Retype all of the entries word for word.

>> begin

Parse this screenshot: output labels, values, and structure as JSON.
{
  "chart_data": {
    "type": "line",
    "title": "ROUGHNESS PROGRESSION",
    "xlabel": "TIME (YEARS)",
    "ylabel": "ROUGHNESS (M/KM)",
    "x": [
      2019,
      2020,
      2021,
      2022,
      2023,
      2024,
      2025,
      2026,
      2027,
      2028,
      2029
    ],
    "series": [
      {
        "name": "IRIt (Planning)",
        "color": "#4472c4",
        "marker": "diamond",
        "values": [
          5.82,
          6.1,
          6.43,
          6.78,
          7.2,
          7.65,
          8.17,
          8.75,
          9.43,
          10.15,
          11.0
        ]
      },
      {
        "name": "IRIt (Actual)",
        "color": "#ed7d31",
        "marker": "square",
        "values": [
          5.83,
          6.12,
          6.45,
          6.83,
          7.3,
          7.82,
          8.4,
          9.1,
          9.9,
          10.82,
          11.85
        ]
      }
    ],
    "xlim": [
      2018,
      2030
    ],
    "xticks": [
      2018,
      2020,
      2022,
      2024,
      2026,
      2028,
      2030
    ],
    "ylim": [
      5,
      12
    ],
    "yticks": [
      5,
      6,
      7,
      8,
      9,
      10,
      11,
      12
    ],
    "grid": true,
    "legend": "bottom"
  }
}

>> end

* **COMPLETED TASK**:
Parse this screenshot: output labels, values, and structure as JSON.
{
  "chart_data": {
    "type": "line",
    "title": "ROUGHNESS PROGRESSION",
    "xlabel": "TIME (YEARS)",
    "ylabel": "ROUGHNESS (M/KM)",
    "x": [
      2019,
      2020,
      2021,
      2022,
      2023,
      2024,
      2025,
      2026,
      2027,
      2028,
      2029
    ],
    "series": [
      {
        "name": "IRIt (Planning)",
        "color": "#4472c4",
        "marker": "diamond",
        "values": [
          5.82,
          6.1,
          6.43,
          6.78,
          7.2,
          7.65,
          8.17,
          8.75,
          9.43,
          10.15,
          11.0
        ]
      },
      {
        "name": "IRIt (Actual)",
        "color": "#ed7d31",
        "marker": "square",
        "values": [
          5.83,
          6.12,
          6.45,
          6.83,
          7.3,
          7.82,
          8.4,
          9.1,
          9.9,
          10.82,
          11.85
        ]
      }
    ],
    "xlim": [
      2018,
      2030
    ],
    "xticks": [
      2018,
      2020,
      2022,
      2024,
      2026,
      2028,
      2030
    ],
    "ylim": [
      5,
      12
    ],
    "yticks": [
      5,
      6,
      7,
      8,
      9,
      10,
      11,
      12
    ],
    "grid": true,
    "legend": "bottom"
  }
}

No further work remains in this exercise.